▸ **Task prompt**:
Can you edit the stretch of data from its start through the line containing "figure-caption: :: Рис.", replacing "HUMEDAD" with "HUMIDITY", and write those lines out again with everything else kept the same?

[Data listing]
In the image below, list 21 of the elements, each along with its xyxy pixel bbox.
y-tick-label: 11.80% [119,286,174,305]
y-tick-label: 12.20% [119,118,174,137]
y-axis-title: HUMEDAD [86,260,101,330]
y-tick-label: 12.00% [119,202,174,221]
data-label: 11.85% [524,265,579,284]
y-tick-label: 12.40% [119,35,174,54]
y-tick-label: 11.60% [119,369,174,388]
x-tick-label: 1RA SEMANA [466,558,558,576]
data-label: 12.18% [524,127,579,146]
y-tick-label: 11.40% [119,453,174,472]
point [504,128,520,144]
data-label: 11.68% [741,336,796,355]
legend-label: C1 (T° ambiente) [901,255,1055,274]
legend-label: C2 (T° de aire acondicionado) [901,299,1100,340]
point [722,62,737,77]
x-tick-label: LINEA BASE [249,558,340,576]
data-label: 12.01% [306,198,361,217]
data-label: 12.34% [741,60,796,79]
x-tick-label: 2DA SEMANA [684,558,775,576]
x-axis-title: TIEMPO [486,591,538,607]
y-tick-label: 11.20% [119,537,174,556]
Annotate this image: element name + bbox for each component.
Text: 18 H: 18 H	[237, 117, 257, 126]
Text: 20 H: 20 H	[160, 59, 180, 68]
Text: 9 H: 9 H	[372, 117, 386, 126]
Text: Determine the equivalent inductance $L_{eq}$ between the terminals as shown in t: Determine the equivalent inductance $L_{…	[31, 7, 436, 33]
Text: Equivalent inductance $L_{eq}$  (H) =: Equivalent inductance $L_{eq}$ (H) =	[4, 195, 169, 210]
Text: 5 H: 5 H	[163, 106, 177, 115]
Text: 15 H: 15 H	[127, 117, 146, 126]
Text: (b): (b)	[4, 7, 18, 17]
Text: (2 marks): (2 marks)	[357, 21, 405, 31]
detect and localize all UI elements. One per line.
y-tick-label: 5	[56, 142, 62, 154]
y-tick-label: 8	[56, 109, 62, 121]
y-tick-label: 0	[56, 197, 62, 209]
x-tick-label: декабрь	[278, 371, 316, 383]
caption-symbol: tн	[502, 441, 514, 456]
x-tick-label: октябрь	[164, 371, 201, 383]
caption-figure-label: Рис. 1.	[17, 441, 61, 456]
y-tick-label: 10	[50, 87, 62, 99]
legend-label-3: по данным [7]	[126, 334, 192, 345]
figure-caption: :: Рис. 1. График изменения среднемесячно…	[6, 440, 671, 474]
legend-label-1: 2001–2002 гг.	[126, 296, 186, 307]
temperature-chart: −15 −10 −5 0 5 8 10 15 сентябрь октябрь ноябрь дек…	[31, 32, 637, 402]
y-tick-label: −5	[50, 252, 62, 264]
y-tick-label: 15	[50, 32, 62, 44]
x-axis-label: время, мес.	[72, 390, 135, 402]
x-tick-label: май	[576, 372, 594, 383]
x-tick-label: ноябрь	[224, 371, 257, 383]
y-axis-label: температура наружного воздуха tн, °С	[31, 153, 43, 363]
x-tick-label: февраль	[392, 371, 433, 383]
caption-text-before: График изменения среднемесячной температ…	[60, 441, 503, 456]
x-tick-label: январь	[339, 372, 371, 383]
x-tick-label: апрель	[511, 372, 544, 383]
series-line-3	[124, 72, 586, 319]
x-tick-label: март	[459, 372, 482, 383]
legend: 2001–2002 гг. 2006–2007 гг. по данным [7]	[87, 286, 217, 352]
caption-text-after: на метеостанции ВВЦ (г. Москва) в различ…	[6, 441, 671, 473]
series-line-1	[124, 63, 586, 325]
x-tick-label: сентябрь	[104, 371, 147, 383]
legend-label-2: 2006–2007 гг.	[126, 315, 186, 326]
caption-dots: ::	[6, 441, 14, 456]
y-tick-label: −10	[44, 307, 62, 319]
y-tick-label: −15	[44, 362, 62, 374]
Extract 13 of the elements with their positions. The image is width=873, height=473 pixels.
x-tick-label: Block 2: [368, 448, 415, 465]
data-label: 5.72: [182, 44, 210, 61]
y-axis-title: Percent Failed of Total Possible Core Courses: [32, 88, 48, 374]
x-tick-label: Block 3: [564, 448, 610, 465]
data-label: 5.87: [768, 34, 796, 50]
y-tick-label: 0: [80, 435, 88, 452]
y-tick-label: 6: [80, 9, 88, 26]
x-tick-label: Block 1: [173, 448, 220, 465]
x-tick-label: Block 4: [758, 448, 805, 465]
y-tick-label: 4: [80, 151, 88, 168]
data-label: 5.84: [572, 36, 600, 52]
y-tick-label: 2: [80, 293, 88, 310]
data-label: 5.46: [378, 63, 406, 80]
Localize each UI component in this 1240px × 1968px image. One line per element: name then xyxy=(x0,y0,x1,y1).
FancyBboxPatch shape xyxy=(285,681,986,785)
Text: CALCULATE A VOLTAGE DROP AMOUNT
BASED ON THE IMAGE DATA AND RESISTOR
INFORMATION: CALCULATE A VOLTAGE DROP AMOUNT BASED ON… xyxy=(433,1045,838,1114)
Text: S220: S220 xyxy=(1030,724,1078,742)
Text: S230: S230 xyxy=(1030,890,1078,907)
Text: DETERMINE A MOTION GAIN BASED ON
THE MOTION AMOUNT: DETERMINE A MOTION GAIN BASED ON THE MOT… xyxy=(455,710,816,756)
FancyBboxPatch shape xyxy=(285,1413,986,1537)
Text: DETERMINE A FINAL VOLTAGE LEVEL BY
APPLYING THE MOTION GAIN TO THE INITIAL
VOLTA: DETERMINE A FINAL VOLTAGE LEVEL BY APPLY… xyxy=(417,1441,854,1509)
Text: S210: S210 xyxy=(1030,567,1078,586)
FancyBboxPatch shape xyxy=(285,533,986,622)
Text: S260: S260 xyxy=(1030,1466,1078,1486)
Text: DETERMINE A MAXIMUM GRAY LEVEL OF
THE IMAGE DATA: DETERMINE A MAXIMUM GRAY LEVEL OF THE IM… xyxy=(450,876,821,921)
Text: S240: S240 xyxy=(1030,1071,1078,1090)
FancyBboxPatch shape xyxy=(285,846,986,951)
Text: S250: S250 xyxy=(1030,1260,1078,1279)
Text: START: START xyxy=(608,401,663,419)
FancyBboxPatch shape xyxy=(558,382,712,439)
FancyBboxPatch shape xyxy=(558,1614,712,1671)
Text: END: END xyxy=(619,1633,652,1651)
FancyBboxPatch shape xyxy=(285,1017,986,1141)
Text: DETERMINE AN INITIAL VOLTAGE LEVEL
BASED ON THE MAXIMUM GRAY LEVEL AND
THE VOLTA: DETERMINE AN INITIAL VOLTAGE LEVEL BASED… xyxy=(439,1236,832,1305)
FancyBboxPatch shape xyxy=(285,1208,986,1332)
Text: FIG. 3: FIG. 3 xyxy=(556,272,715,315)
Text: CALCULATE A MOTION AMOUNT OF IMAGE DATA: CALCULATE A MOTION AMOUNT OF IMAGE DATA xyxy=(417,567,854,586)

▸ **Task solution**:
In the image below, list 21 of the elements, each along with its xyxy pixel bbox.
y-tick-label: 11.80% [119,286,174,305]
y-tick-label: 12.20% [119,118,174,137]
y-axis-title: HUMIDITY [86,260,101,330]
y-tick-label: 12.00% [119,202,174,221]
data-label: 11.85% [524,265,579,284]
y-tick-label: 12.40% [119,35,174,54]
y-tick-label: 11.60% [119,369,174,388]
x-tick-label: 1RA SEMANA [466,558,558,576]
data-label: 12.18% [524,127,579,146]
y-tick-label: 11.40% [119,453,174,472]
point [504,128,520,144]
data-label: 11.68% [741,336,796,355]
legend-label: C1 (T° ambiente) [901,255,1055,274]
legend-label: C2 (T° de aire acondicionado) [901,299,1100,340]
point [722,62,737,77]
x-tick-label: LINEA BASE [249,558,340,576]
data-label: 12.01% [306,198,361,217]
data-label: 12.34% [741,60,796,79]
x-tick-label: 2DA SEMANA [684,558,775,576]
x-axis-title: TIEMPO [486,591,538,607]
y-tick-label: 11.20% [119,537,174,556]
Annotate this image: element name + bbox for each component.
Text: 18 H: 18 H	[237, 117, 257, 126]
Text: 20 H: 20 H	[160, 59, 180, 68]
Text: 9 H: 9 H	[372, 117, 386, 126]
Text: Determine the equivalent inductance $L_{eq}$ between the terminals as shown in t: Determine the equivalent inductance $L_{…	[31, 7, 436, 33]
Text: Equivalent inductance $L_{eq}$  (H) =: Equivalent inductance $L_{eq}$ (H) =	[4, 195, 169, 210]
Text: 5 H: 5 H	[163, 106, 177, 115]
Text: 15 H: 15 H	[127, 117, 146, 126]
Text: (b): (b)	[4, 7, 18, 17]
Text: (2 marks): (2 marks)	[357, 21, 405, 31]
detect and localize all UI elements. One per line.
y-tick-label: 5	[56, 142, 62, 154]
y-tick-label: 8	[56, 109, 62, 121]
y-tick-label: 0	[56, 197, 62, 209]
x-tick-label: декабрь	[278, 371, 316, 383]
caption-symbol: tн	[502, 441, 514, 456]
x-tick-label: октябрь	[164, 371, 201, 383]
caption-figure-label: Рис. 1.	[17, 441, 61, 456]
y-tick-label: 10	[50, 87, 62, 99]
legend-label-3: по данным [7]	[126, 334, 192, 345]
figure-caption: :: Рис. 1. График изменения среднемесячно…	[6, 440, 671, 474]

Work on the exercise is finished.